§ **Tasks and exercises**
1. In the passage on partisan politics, how often was the filibuster used in each congress during the 1960s?
2. Transcribe the part of the passage on partisan politics that starts with "Ever more sophisticated" and goes on through "of the aisle.".

§ **Document passage**
========

Ever more sophisticated gerrymandering efforts in recent decades in states across the county have added force to this realignment by increasing the number of districts for the national and state legislatures that are “safe” seats for Republicans and Democrats.  That gerrymandering has interacted with a primary system that gives de facto disproportionate influence to the most highly motivated voters in the primaries of both parties—people who tend to be more conservative or more liberal than their parties as a whole, with the result that the political middle has been severely weakened on both sides of the aisle.

Also taking a toll has been the steady increase in the use of negative political advertisements (because they have proven to be effective) in primaries and general elections.  Here in Arizona, for example, John McCain just buried a very conservative opponent in the Republican senate primary with negative political ads that were almost always full of distortions of his opponent’s record.  Both McCain and third party groups supporting him produced the avalanche of negative and misleading ads even though McCain was never really vulnerable to defeat because his opponent’s actual record and views were quite extreme in their own right.  According to news accounts of this year’s campaign season, similar huge negative ad efforts have been mounted across the country by candidates in both parties.  As long as negative advertising is regarded as effective and lots of third party groups as well as the candidates and the Republican Party and Democratic Party have the right to spend aggressively and in many cases anonymously (as a result of a recent Supreme Court ruling) in support for or against candidates, it is hard to see the negative advertising trend abating very much. 

Finally, some longstanding structural limitations exist in legislative arrangements at the national level and in a number of states.  You understandably singled out the U.S. Senate.  The realignment of the parties coupled with the 60 votes required for cloture and the eased rules on mounting (threatening) filibusters, has made almost every piece of consequential legislation as well as presidential judicial and political nominees vulnerable to blocking or delaying by the minority. I don’t know if you have looked at the trend line on the use of the filibuster (both real and the threat) since the 1960s.  It is a startling trend line.  It was only used a few times in each congress in the 1960s, mostly for civil rights legislation.  By the 2000s, the use/threat of the filibuster was the norm. (Ironically, back in the 1970s, the number of votes required for cloture actually dropped from 67 to 60, but the eased rules for using/threatening a filibuster trumped the drop in the number of required votes.)

========

§ **Provided information**
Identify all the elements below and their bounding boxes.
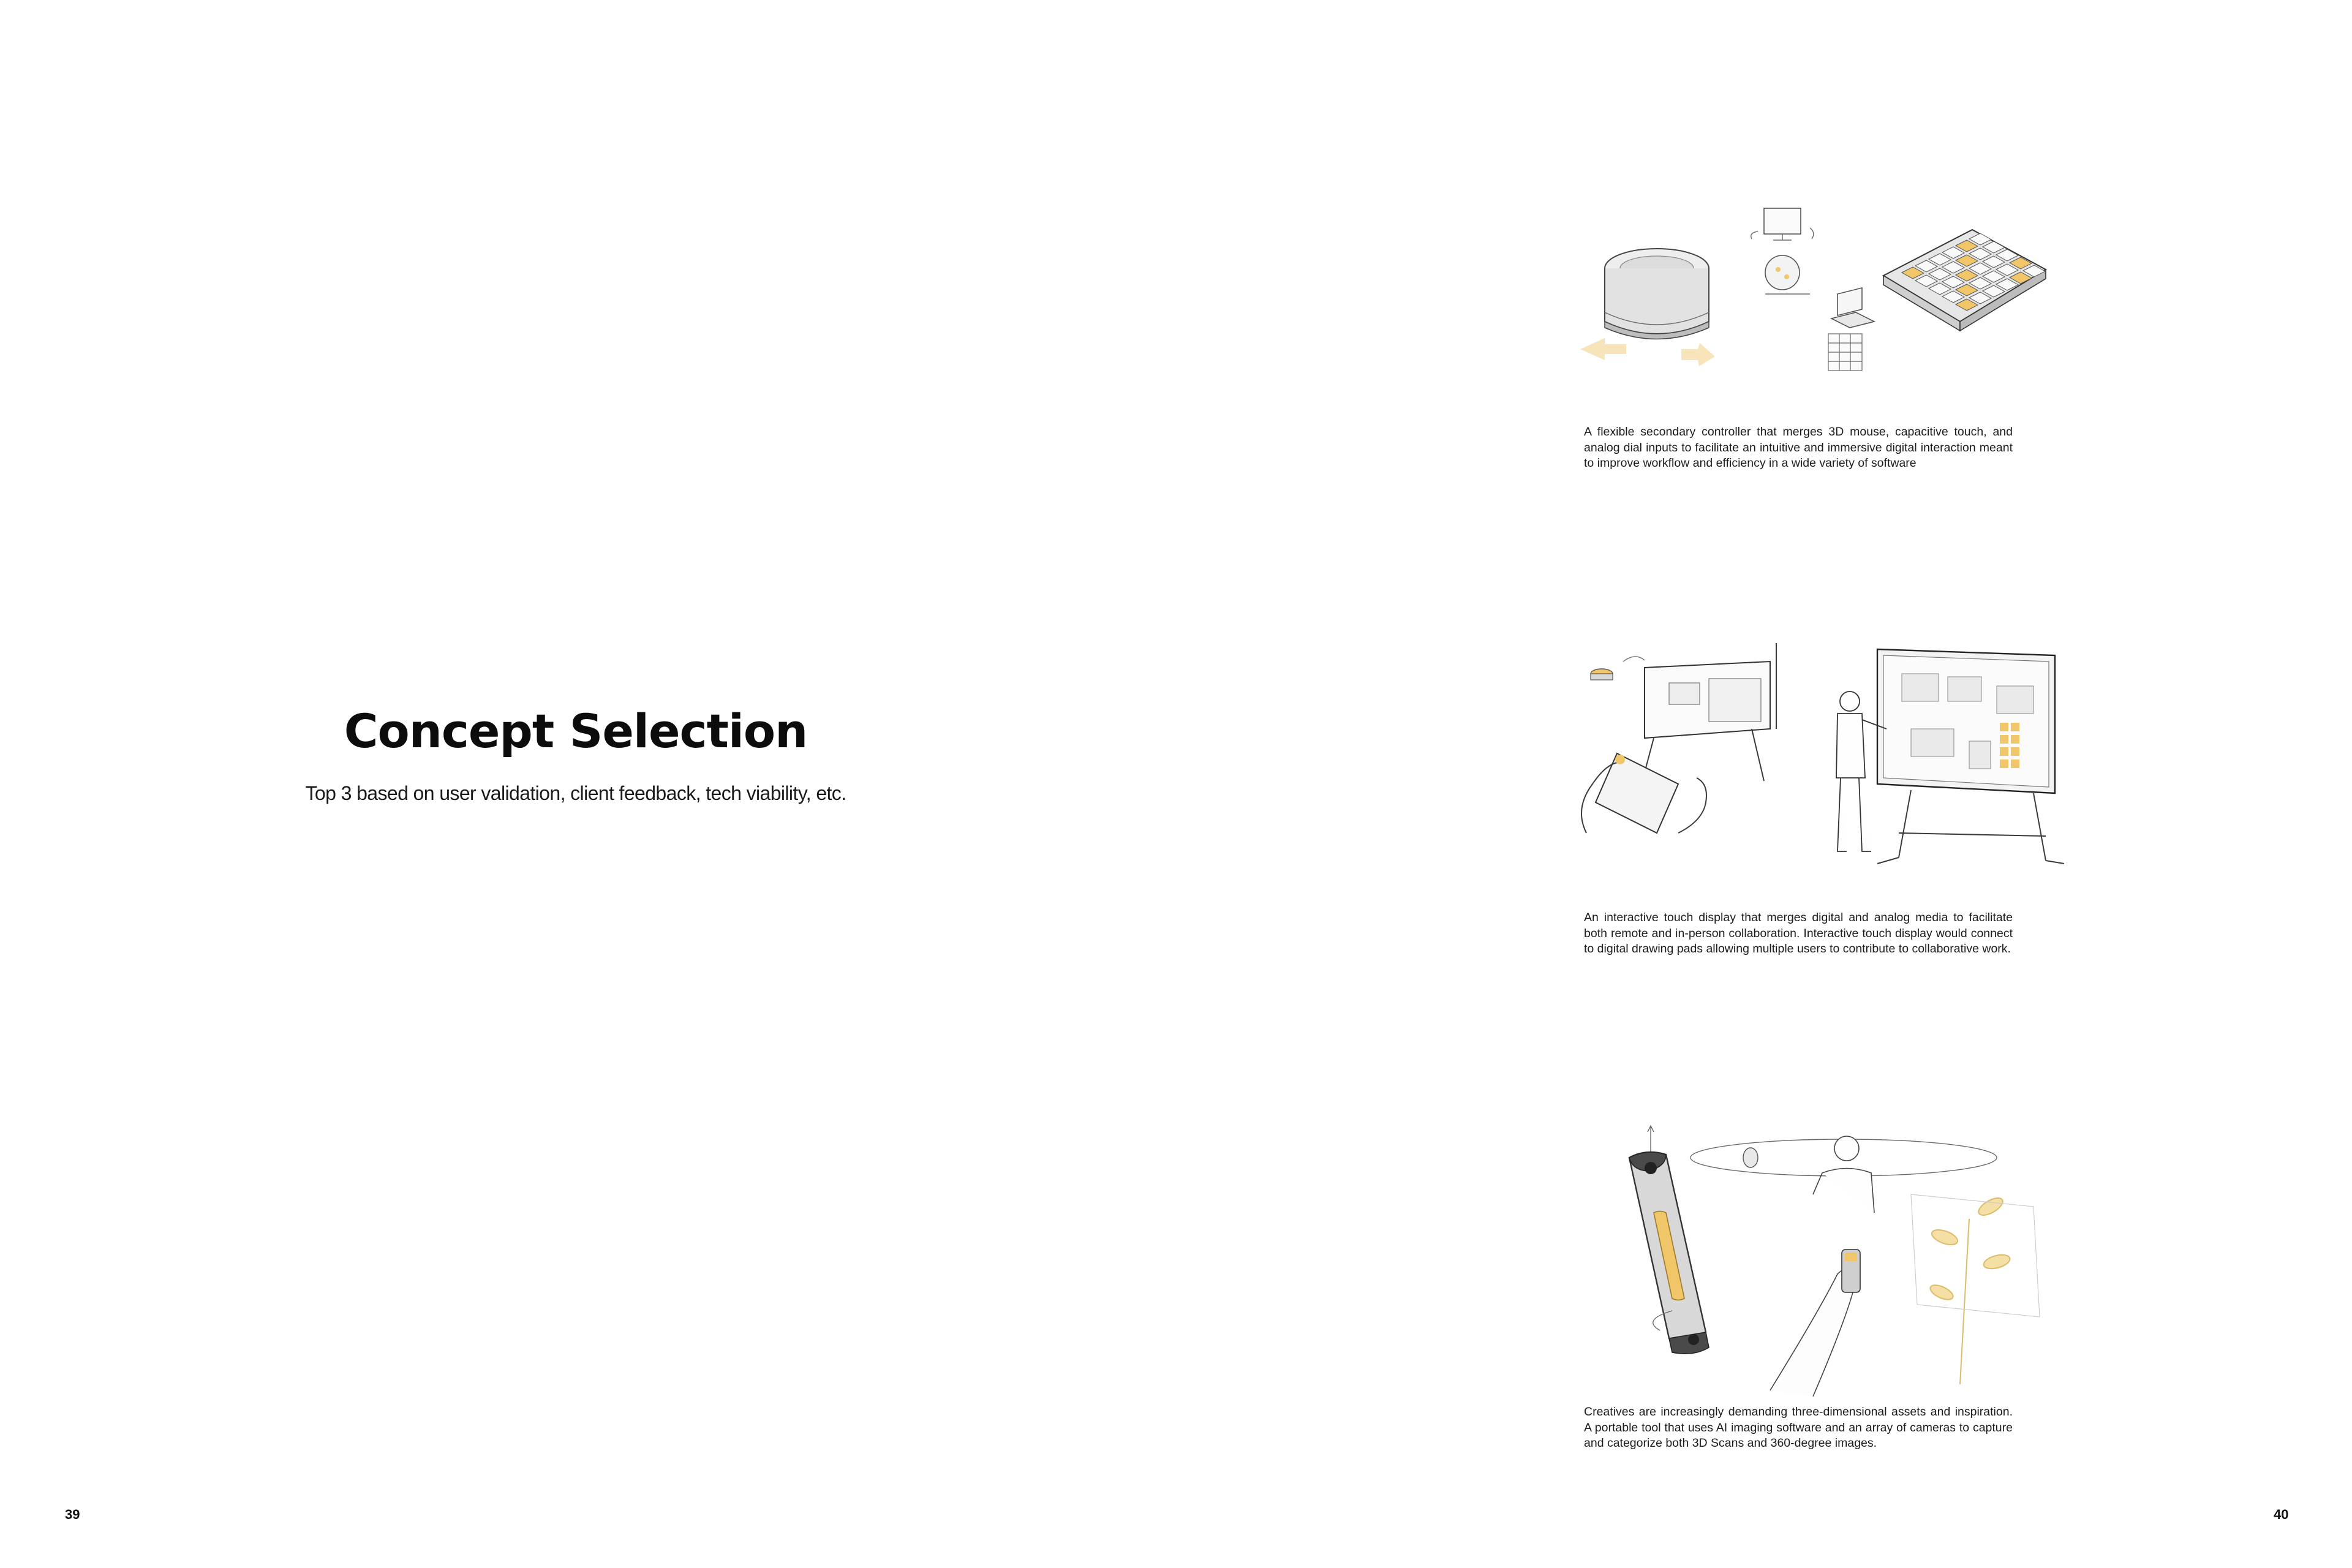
title-block <box>270 704 882 805</box>
sticky-note <box>2000 735 2008 744</box>
dial-icon <box>1765 255 1800 290</box>
sticky-note <box>2000 723 2008 731</box>
concept-touch-display <box>1568 637 2070 986</box>
concept-3-description: Creatives are increasingly demanding three-dimensional assets and inspiration. A portable tool that uses AI imaging software and an array of cameras to capture and categorize both 3D Scans and 360-degree images. <box>1584 1405 2013 1450</box>
concept-secondary-controller <box>1568 196 2070 484</box>
sticky-note <box>2000 760 2008 768</box>
touch-display-illustration <box>1568 637 2070 907</box>
scanner-illustration <box>1568 1115 2070 1396</box>
dial-body <box>1605 268 1709 334</box>
sticky-note <box>2011 747 2019 756</box>
arrow-left-shape <box>1580 338 1626 360</box>
large-touch-display <box>1877 649 2064 864</box>
page-number-right: 40 <box>2274 1507 2289 1522</box>
secondary-controller-illustration <box>1568 196 2070 392</box>
plant-sketch <box>1928 1194 2011 1384</box>
concept-2-description: An interactive touch display that merges digital and analog media to facilitate both remote and in-person collaboration. Interactive touch display would connect to digital drawing pads allowing multiple users to contribute to collaborative work. <box>1584 911 2013 956</box>
calendar-grid-icon <box>1828 334 1862 371</box>
sticky-note <box>2011 735 2019 744</box>
page-title: Concept Selection <box>344 704 808 758</box>
monitor-icon <box>1764 208 1801 234</box>
concept-3d-scanner <box>1568 1115 2070 1458</box>
tablet-shape <box>1596 753 1678 833</box>
arrow-right-shape <box>1681 343 1715 366</box>
page-number-left: 39 <box>65 1507 80 1522</box>
sticky-note <box>2011 760 2019 768</box>
scanner-cylinder <box>1629 1152 1709 1354</box>
sticky-note <box>2011 723 2019 731</box>
orbit-person <box>1813 1136 1874 1213</box>
sticky-note <box>2000 747 2008 756</box>
concept-1-description: A flexible secondary controller that merges 3D mouse, capacitive touch, and analog dial inputs to facilitate an intuitive and immersive digital interaction meant to improve workflow and efficiency in a wide variety of software <box>1584 425 2013 470</box>
page-subtitle: Top 3 based on user validation, client feedback, tech viability, etc. <box>305 782 846 805</box>
laptop-icon <box>1838 288 1862 315</box>
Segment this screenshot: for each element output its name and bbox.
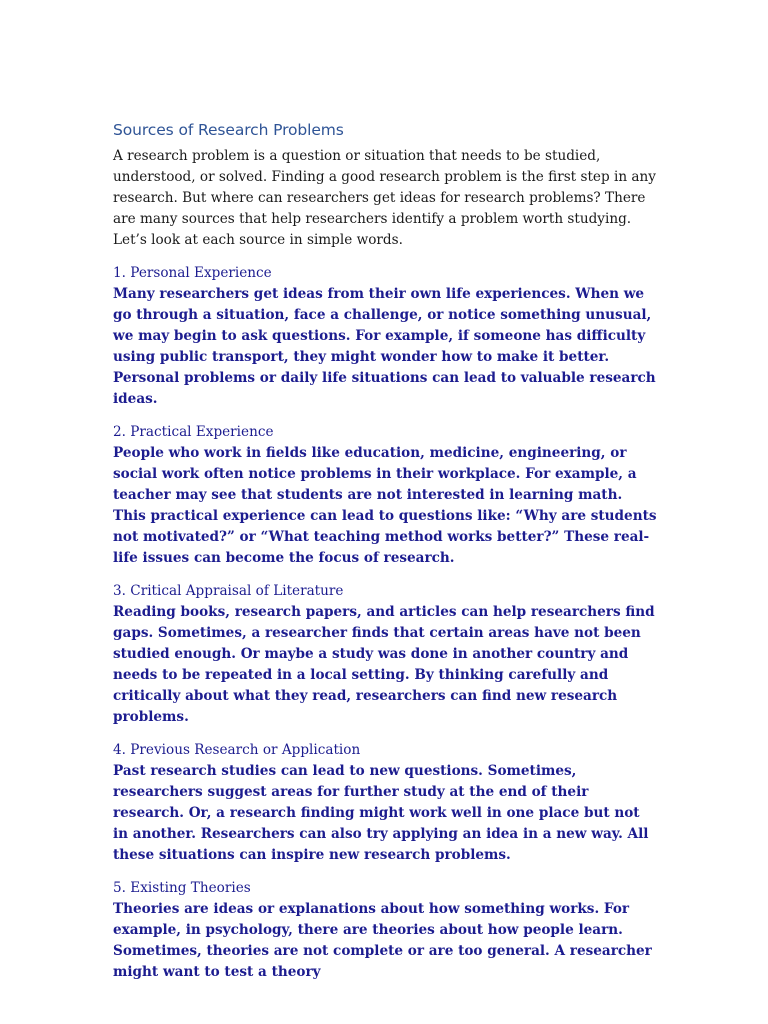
section-personal-experience	[113, 263, 658, 410]
section-body: People who work in fields like education, medicine, engineering, or social work often notice problems in their workplace. For example, a teacher may see that students are not interested in learning math. This practical experience can lead to questions like: “Why are students not motivated?” or “What teaching method works better?” These real-life issues can become the focus of research.	[113, 445, 657, 566]
section-practical-experience	[113, 422, 658, 569]
section-critical-appraisal	[113, 581, 658, 728]
section-existing-theories	[113, 878, 658, 983]
document-page	[113, 120, 658, 995]
section-body: Theories are ideas or explanations about how something works. For example, in psychology, there are theories about how people learn. Sometimes, theories are not complete or are too general. A researcher might want to test a theory	[113, 901, 652, 980]
section-heading: 2. Practical Experience	[113, 424, 274, 440]
section-body: Many researchers get ideas from their own life experiences. When we go through a situation, face a challenge, or notice something unusual, we may begin to ask questions. For example, if someone has difficulty using public transport, they might wonder how to make it better. Personal problems or daily life situations can lead to valuable research ideas.	[113, 286, 656, 407]
section-heading: 5. Existing Theories	[113, 880, 251, 896]
section-heading: 4. Previous Research or Application	[113, 742, 361, 758]
section-body: Past research studies can lead to new questions. Sometimes, researchers suggest areas for further study at the end of their research. Or, a research finding might work well in one place but not in another. Researchers can also try applying an idea in a new way. All these situations can inspire new research problems.	[113, 763, 649, 863]
document-title: Sources of Research Problems	[113, 121, 344, 139]
section-heading: 3. Critical Appraisal of Literature	[113, 583, 344, 599]
section-heading: 1. Personal Experience	[113, 265, 272, 281]
section-body: Reading books, research papers, and articles can help researchers find gaps. Sometimes, a researcher finds that certain areas have not been studied enough. Or maybe a study was done in another country and needs to be repeated in a local setting. By thinking carefully and critically about what they read, researchers can find new research problems.	[113, 604, 655, 725]
section-previous-research	[113, 740, 658, 866]
intro-paragraph: A research problem is a question or situation that needs to be studied, understood, or solved. Finding a good research problem is the first step in any research. But where can researchers get ideas for research problems? There are many sources that help researchers identify a problem worth studying. Let’s look at each source in simple words.	[113, 148, 656, 248]
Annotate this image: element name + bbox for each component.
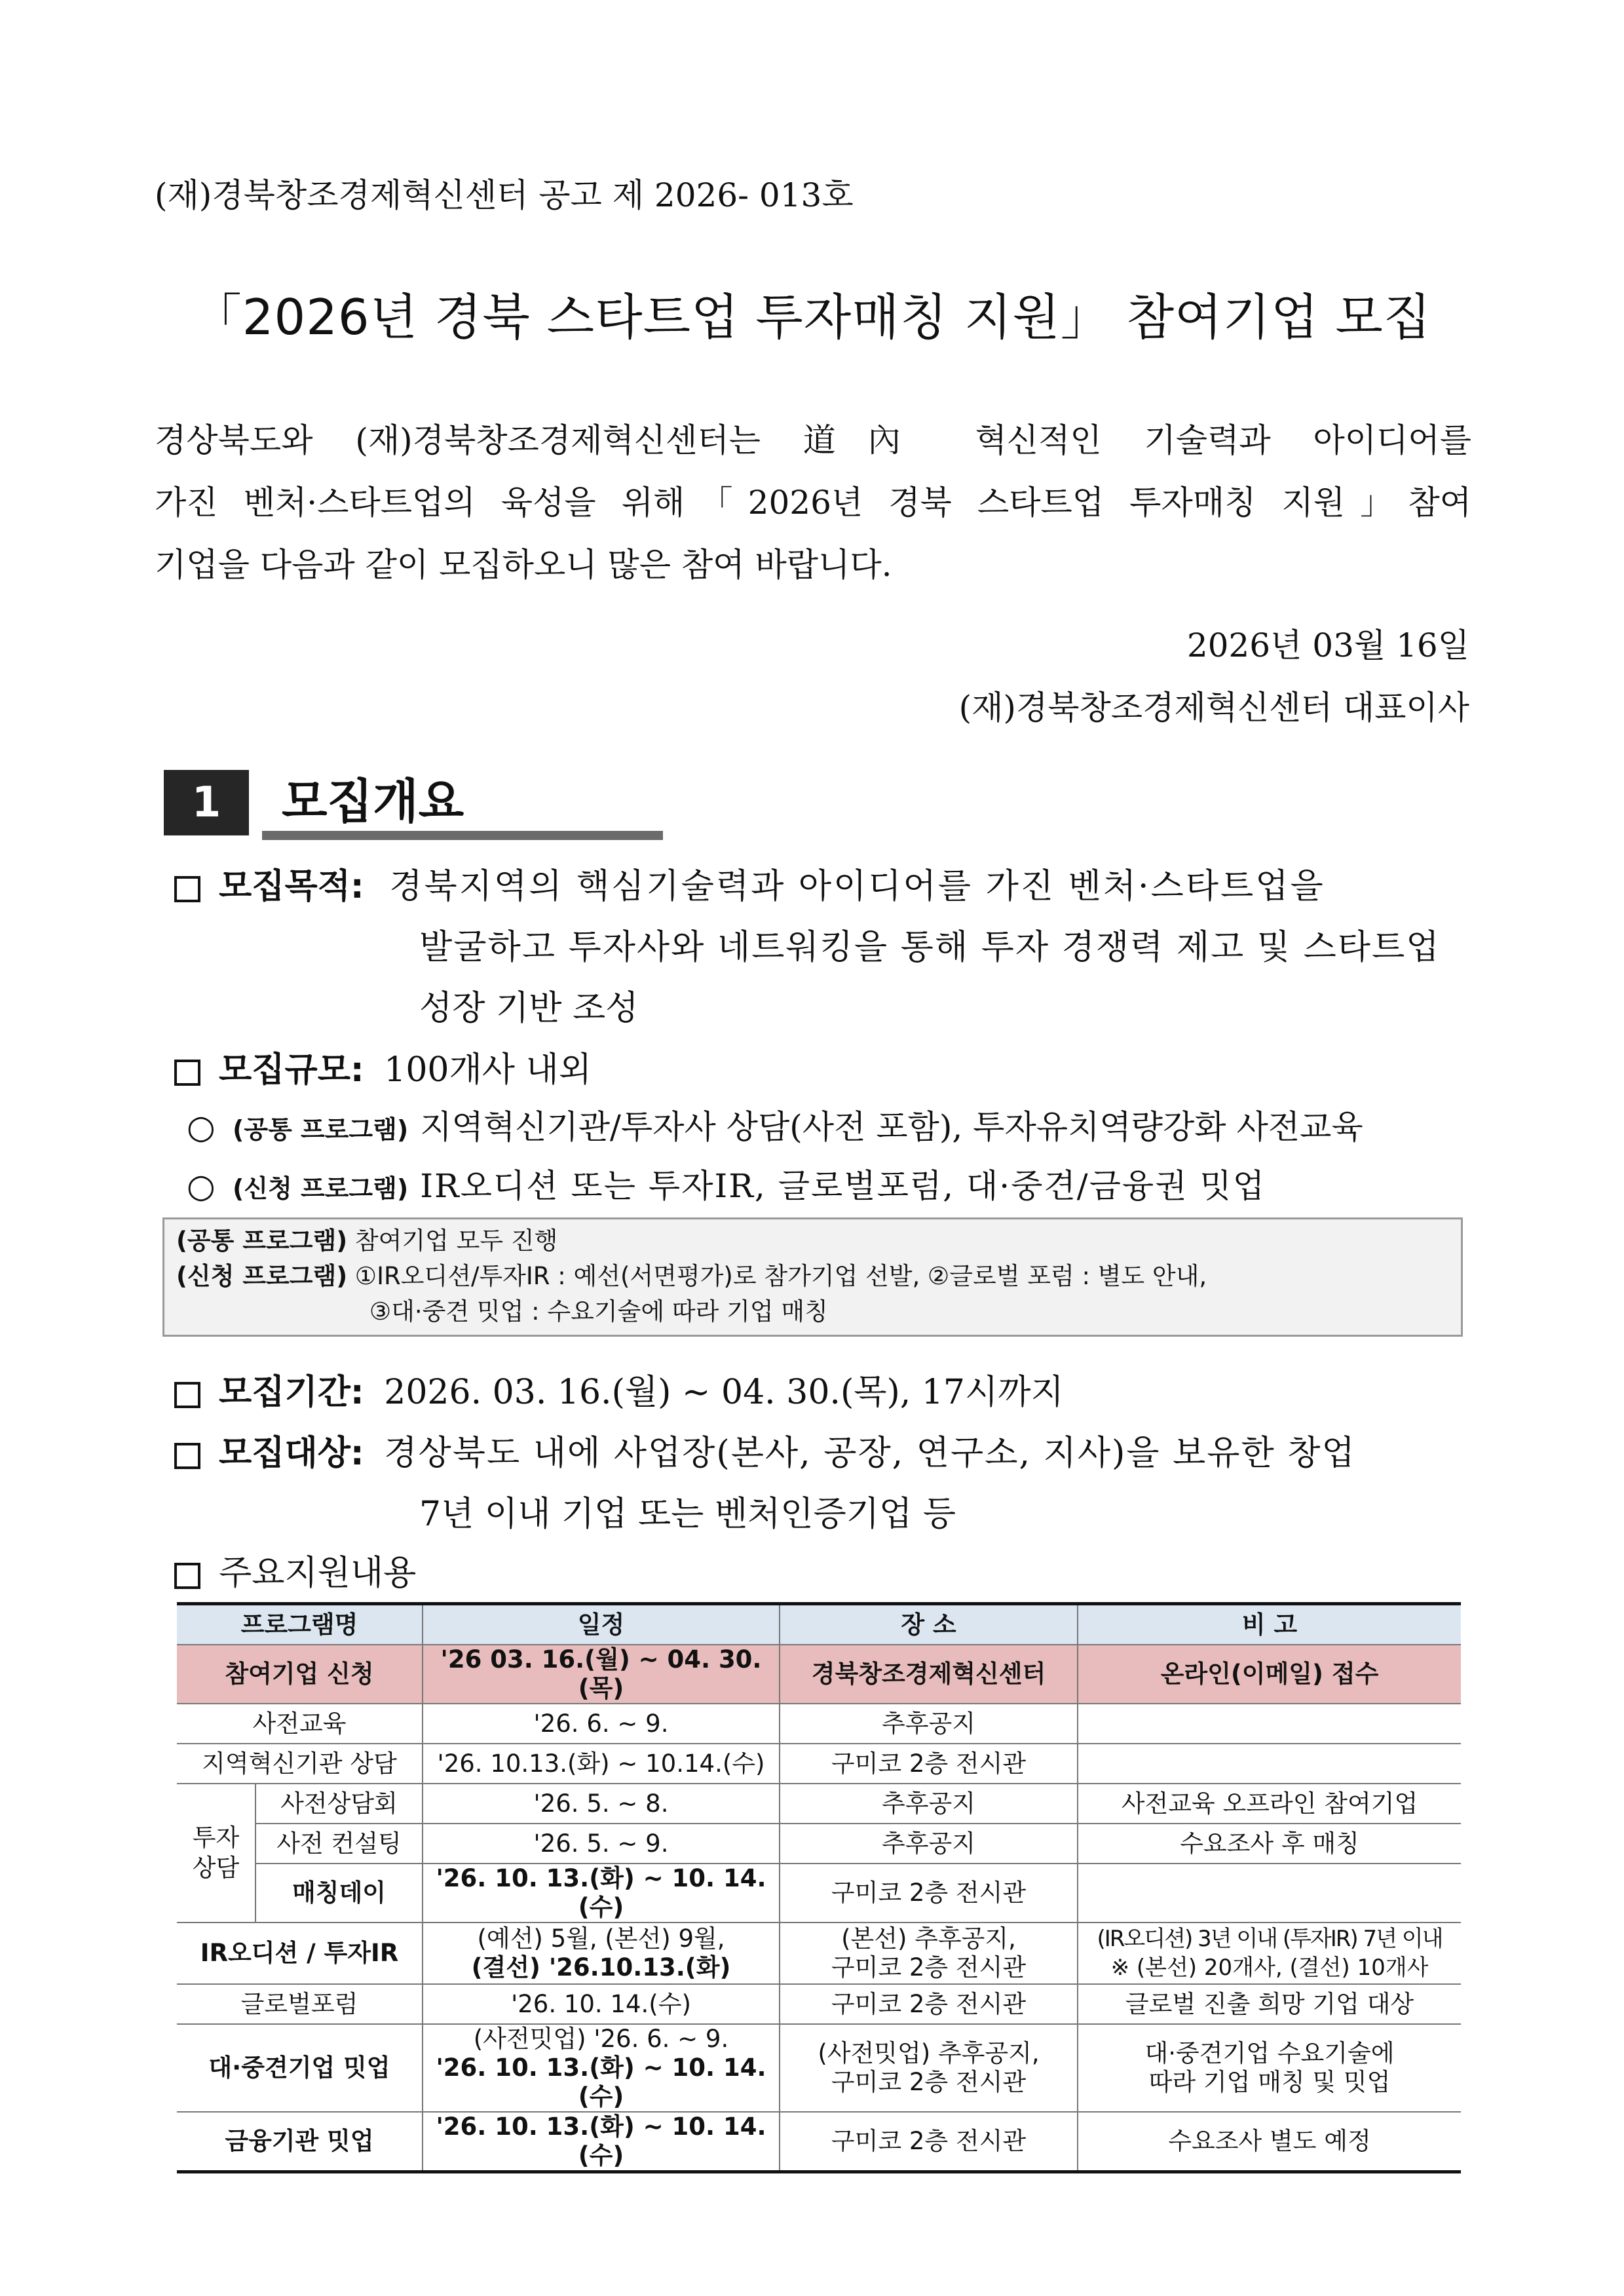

========

§ **Answers provided**
1. Only a few times in each congress, mostly for civil rights legislation.

2.
Ever more sophisticated gerrymandering efforts in recent decades in states across the county have added force to this realignment by increasing the number of districts for the national and state legislatures that are “safe” seats for Republicans and Democrats.  That gerrymandering has interacted with a primary system that gives de facto disproportionate influence to the most highly motivated voters in the primaries of both parties—people who tend to be more conservative or more liberal than their parties as a whole, with the result that the political middle has been severely weakened on both sides of the aisle.